What to produce: Output the records exactly as they appear, with no pictures included.
____ Extracted records
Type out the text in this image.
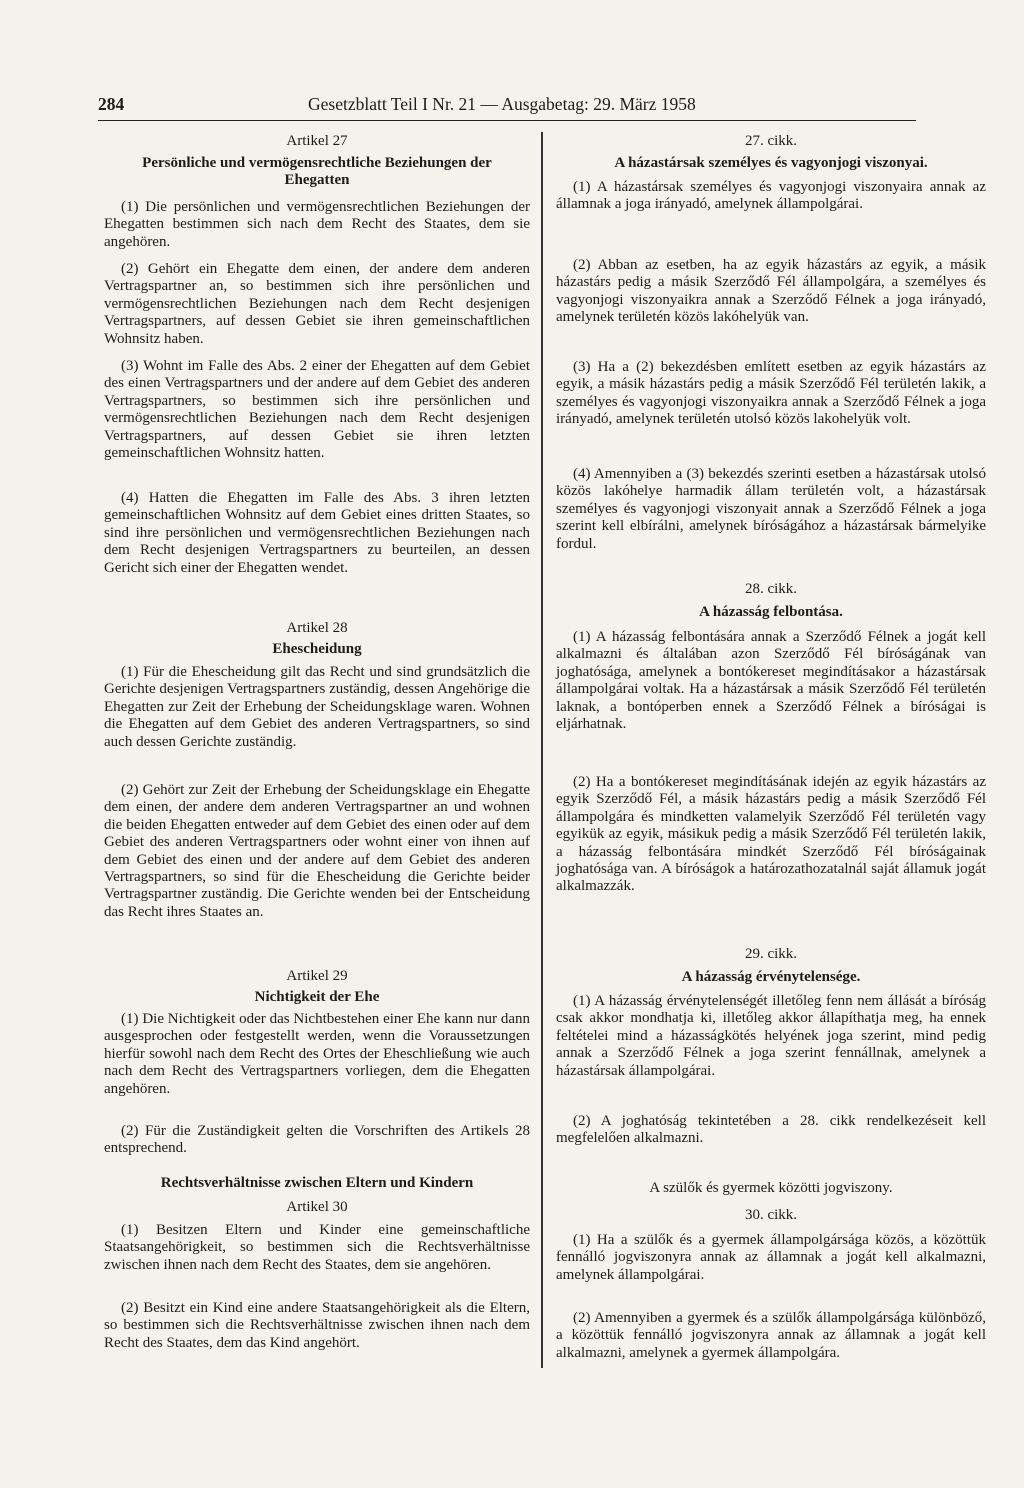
284	Gesetzblatt Teil I Nr. 21 — Ausgabetag: 29. März 1958

Artikel 27

Persönliche und vermögensrechtliche Beziehungen der Ehegatten

(1) Die persönlichen und vermögensrechtlichen Beziehungen der Ehegatten bestimmen sich nach dem Recht des Staates, dem sie angehören.

(2) Gehört ein Ehegatte dem einen, der andere dem anderen Vertragspartner an, so bestimmen sich ihre persönlichen und vermögensrechtlichen Beziehungen nach dem Recht desjenigen Vertragspartners, auf dessen Gebiet sie ihren gemeinschaftlichen Wohnsitz haben.

(3) Wohnt im Falle des Abs. 2 einer der Ehegatten auf dem Gebiet des einen Vertragspartners und der andere auf dem Gebiet des anderen Vertragspartners, so bestimmen sich ihre persönlichen und vermögensrechtlichen Beziehungen nach dem Recht desjenigen Vertragspartners, auf dessen Gebiet sie ihren letzten gemeinschaftlichen Wohnsitz hatten.

(4) Hatten die Ehegatten im Falle des Abs. 3 ihren letzten gemeinschaftlichen Wohnsitz auf dem Gebiet eines dritten Staates, so sind ihre persönlichen und vermögensrechtlichen Beziehungen nach dem Recht desjenigen Vertragspartners zu beurteilen, an dessen Gericht sich einer der Ehegatten wendet.

Artikel 28

Ehescheidung

(1) Für die Ehescheidung gilt das Recht und sind grundsätzlich die Gerichte desjenigen Vertragspartners zuständig, dessen Angehörige die Ehegatten zur Zeit der Erhebung der Scheidungsklage waren. Wohnen die Ehegatten auf dem Gebiet des anderen Vertragspartners, so sind auch dessen Gerichte zuständig.

(2) Gehört zur Zeit der Erhebung der Scheidungsklage ein Ehegatte dem einen, der andere dem anderen Vertragspartner an und wohnen die beiden Ehegatten entweder auf dem Gebiet des einen oder auf dem Gebiet des anderen Vertragspartners oder wohnt einer von ihnen auf dem Gebiet des einen und der andere auf dem Gebiet des anderen Vertragspartners, so sind für die Ehescheidung die Gerichte beider Vertragspartner zuständig. Die Gerichte wenden bei der Entscheidung das Recht ihres Staates an.

Artikel 29

Nichtigkeit der Ehe

(1) Die Nichtigkeit oder das Nichtbestehen einer Ehe kann nur dann ausgesprochen oder festgestellt werden, wenn die Voraussetzungen hierfür sowohl nach dem Recht des Ortes der Eheschließung wie auch nach dem Recht des Vertragspartners vorliegen, dem die Ehegatten angehören.

(2) Für die Zuständigkeit gelten die Vorschriften des Artikels 28 entsprechend.

Rechtsverhältnisse zwischen Eltern und Kindern

Artikel 30

(1) Besitzen Eltern und Kinder eine gemeinschaftliche Staatsangehörigkeit, so bestimmen sich die Rechtsverhältnisse zwischen ihnen nach dem Recht des Staates, dem sie angehören.

(2) Besitzt ein Kind eine andere Staatsangehörigkeit als die Eltern, so bestimmen sich die Rechtsverhältnisse zwischen ihnen nach dem Recht des Staates, dem das Kind angehört.

27. cikk.

A házastársak személyes és vagyonjogi viszonyai.

(1) A házastársak személyes és vagyonjogi viszonyaira annak az államnak a joga irányadó, amelynek állampolgárai.

(2) Abban az esetben, ha az egyik házastárs az egyik, a másik házastárs pedig a másik Szerződő Fél állampolgára, a személyes és vagyonjogi viszonyaikra annak a Szerződő Félnek a joga irányadó, amelynek területén közös lakóhelyük van.

(3) Ha a (2) bekezdésben említett esetben az egyik házastárs az egyik, a másik házastárs pedig a másik Szerződő Fél területén lakik, a személyes és vagyonjogi viszonyaikra annak a Szerződő Félnek a joga irányadó, amelynek területén utolsó közös lakohelyük volt.

(4) Amennyiben a (3) bekezdés szerinti esetben a házastársak utolsó közös lakóhelye harmadik állam területén volt, a házastársak személyes és vagyonjogi viszonyait annak a Szerződő Félnek a joga szerint kell elbírálni, amelynek bíróságához a házastársak bármelyike fordul.

28. cikk.

A házasság felbontása.

(1) A házasság felbontására annak a Szerződő Félnek a jogát kell alkalmazni és általában azon Szerződő Fél bíróságának van joghatósága, amelynek a bontókereset megindításakor a házastársak állampolgárai voltak. Ha a házastársak a másik Szerződő Fél területén laknak, a bontóperben ennek a Szerződő Félnek a bíróságai is eljárhatnak.

(2) Ha a bontókereset megindításának idején az egyik házastárs az egyik Szerződő Fél, a másik házastárs pedig a másik Szerződő Fél állampolgára és mindketten valamelyik Szerződő Fél területén vagy egyikük az egyik, másikuk pedig a másik Szerződő Fél területén lakik, a házasság felbontására mindkét Szerződő Fél bíróságainak joghatósága van. A bíróságok a határozathozatalnál saját államuk jogát alkalmazzák.

29. cikk.

A házasság érvénytelensége.

(1) A házasság érvénytelenségét illetőleg fenn nem állását a bíróság csak akkor mondhatja ki, illetőleg akkor állapíthatja meg, ha ennek feltételei mind a házasságkötés helyének joga szerint, mind pedig annak a Szerződő Félnek a joga szerint fennállnak, amelynek a házastársak állampolgárai.

(2) A joghatóság tekintetében a 28. cikk rendelkezéseit kell megfelelően alkalmazni.

A szülők és gyermek közötti jogviszony.

30. cikk.

(1) Ha a szülők és a gyermek állampolgársága közös, a közöttük fennálló jogviszonyra annak az államnak a jogát kell alkalmazni, amelynek állampolgárai.

(2) Amennyiben a gyermek és a szülők állampolgársága különböző, a közöttük fennálló jogviszonyra annak az államnak a jogát kell alkalmazni, amelynek a gyermek állampolgára.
________
Result of the exercise:
Type out the text in this image.
284	Gesetzblatt Teil I Nr. 21 — Ausgabetag: 29. März 1958

Artikel 27

Persönliche und vermögensrechtliche Beziehungen der Ehegatten

(1) Die persönlichen und vermögensrechtlichen Beziehungen der Ehegatten bestimmen sich nach dem Recht des Staates, dem sie angehören.

(2) Gehört ein Ehegatte dem einen, der andere dem anderen Vertragspartner an, so bestimmen sich ihre persönlichen und vermögensrechtlichen Beziehungen nach dem Recht desjenigen Vertragspartners, auf dessen Gebiet sie ihren gemeinschaftlichen Wohnsitz haben.

(3) Wohnt im Falle des Abs. 2 einer der Ehegatten auf dem Gebiet des einen Vertragspartners und der andere auf dem Gebiet des anderen Vertragspartners, so bestimmen sich ihre persönlichen und vermögensrechtlichen Beziehungen nach dem Recht desjenigen Vertragspartners, auf dessen Gebiet sie ihren letzten gemeinschaftlichen Wohnsitz hatten.

(4) Hatten die Ehegatten im Falle des Abs. 3 ihren letzten gemeinschaftlichen Wohnsitz auf dem Gebiet eines dritten Staates, so sind ihre persönlichen und vermögensrechtlichen Beziehungen nach dem Recht desjenigen Vertragspartners zu beurteilen, an dessen Gericht sich einer der Ehegatten wendet.

Artikel 28

Ehescheidung

(1) Für die Ehescheidung gilt das Recht und sind grundsätzlich die Gerichte desjenigen Vertragspartners zuständig, dessen Angehörige die Ehegatten zur Zeit der Erhebung der Scheidungsklage waren. Wohnen die Ehegatten auf dem Gebiet des anderen Vertragspartners, so sind auch dessen Gerichte zuständig.

(2) Gehört zur Zeit der Erhebung der Scheidungsklage ein Ehegatte dem einen, der andere dem anderen Vertragspartner an und wohnen die beiden Ehegatten entweder auf dem Gebiet des einen oder auf dem Gebiet des anderen Vertragspartners oder wohnt einer von ihnen auf dem Gebiet des einen und der andere auf dem Gebiet des anderen Vertragspartners, so sind für die Ehescheidung die Gerichte beider Vertragspartner zuständig. Die Gerichte wenden bei der Entscheidung das Recht ihres Staates an.

Artikel 29

Nichtigkeit der Ehe

(1) Die Nichtigkeit oder das Nichtbestehen einer Ehe kann nur dann ausgesprochen oder festgestellt werden, wenn die Voraussetzungen hierfür sowohl nach dem Recht des Ortes der Eheschließung wie auch nach dem Recht des Vertragspartners vorliegen, dem die Ehegatten angehören.

(2) Für die Zuständigkeit gelten die Vorschriften des Artikels 28 entsprechend.

Rechtsverhältnisse zwischen Eltern und Kindern

Artikel 30

(1) Besitzen Eltern und Kinder eine gemeinschaftliche Staatsangehörigkeit, so bestimmen sich die Rechtsverhältnisse zwischen ihnen nach dem Recht des Staates, dem sie angehören.

(2) Besitzt ein Kind eine andere Staatsangehörigkeit als die Eltern, so bestimmen sich die Rechtsverhältnisse zwischen ihnen nach dem Recht des Staates, dem das Kind angehört.

27. cikk.

A házastársak személyes és vagyonjogi viszonyai.

(1) A házastársak személyes és vagyonjogi viszonyaira annak az államnak a joga irányadó, amelynek állampolgárai.

(2) Abban az esetben, ha az egyik házastárs az egyik, a másik házastárs pedig a másik Szerződő Fél állampolgára, a személyes és vagyonjogi viszonyaikra annak a Szerződő Félnek a joga irányadó, amelynek területén közös lakóhelyük van.

(3) Ha a (2) bekezdésben említett esetben az egyik házastárs az egyik, a másik házastárs pedig a másik Szerződő Fél területén lakik, a személyes és vagyonjogi viszonyaikra annak a Szerződő Félnek a joga irányadó, amelynek területén utolsó közös lakohelyük volt.

(4) Amennyiben a (3) bekezdés szerinti esetben a házastársak utolsó közös lakóhelye harmadik állam területén volt, a házastársak személyes és vagyonjogi viszonyait annak a Szerződő Félnek a joga szerint kell elbírálni, amelynek bíróságához a házastársak bármelyike fordul.

28. cikk.

A házasság felbontása.

(1) A házasság felbontására annak a Szerződő Félnek a jogát kell alkalmazni és általában azon Szerződő Fél bíróságának van joghatósága, amelynek a bontókereset megindításakor a házastársak állampolgárai voltak. Ha a házastársak a másik Szerződő Fél területén laknak, a bontóperben ennek a Szerződő Félnek a bíróságai is eljárhatnak.

(2) Ha a bontókereset megindításának idején az egyik házastárs az egyik Szerződő Fél, a másik házastárs pedig a másik Szerződő Fél állampolgára és mindketten valamelyik Szerződő Fél területén vagy egyikük az egyik, másikuk pedig a másik Szerződő Fél területén lakik, a házasság felbontására mindkét Szerződő Fél bíróságainak joghatósága van. A bíróságok a határozathozatalnál saját államuk jogát alkalmazzák.

29. cikk.

A házasság érvénytelensége.

(1) A házasság érvénytelenségét illetőleg fenn nem állását a bíróság csak akkor mondhatja ki, illetőleg akkor állapíthatja meg, ha ennek feltételei mind a házasságkötés helyének joga szerint, mind pedig annak a Szerződő Félnek a joga szerint fennállnak, amelynek a házastársak állampolgárai.

(2) A joghatóság tekintetében a 28. cikk rendelkezéseit kell megfelelően alkalmazni.

A szülők és gyermek közötti jogviszony.

30. cikk.

(1) Ha a szülők és a gyermek állampolgársága közös, a közöttük fennálló jogviszonyra annak az államnak a jogát kell alkalmazni, amelynek állampolgárai.

(2) Amennyiben a gyermek és a szülők állampolgársága különböző, a közöttük fennálló jogviszonyra annak az államnak a jogát kell alkalmazni, amelynek a gyermek állampolgára.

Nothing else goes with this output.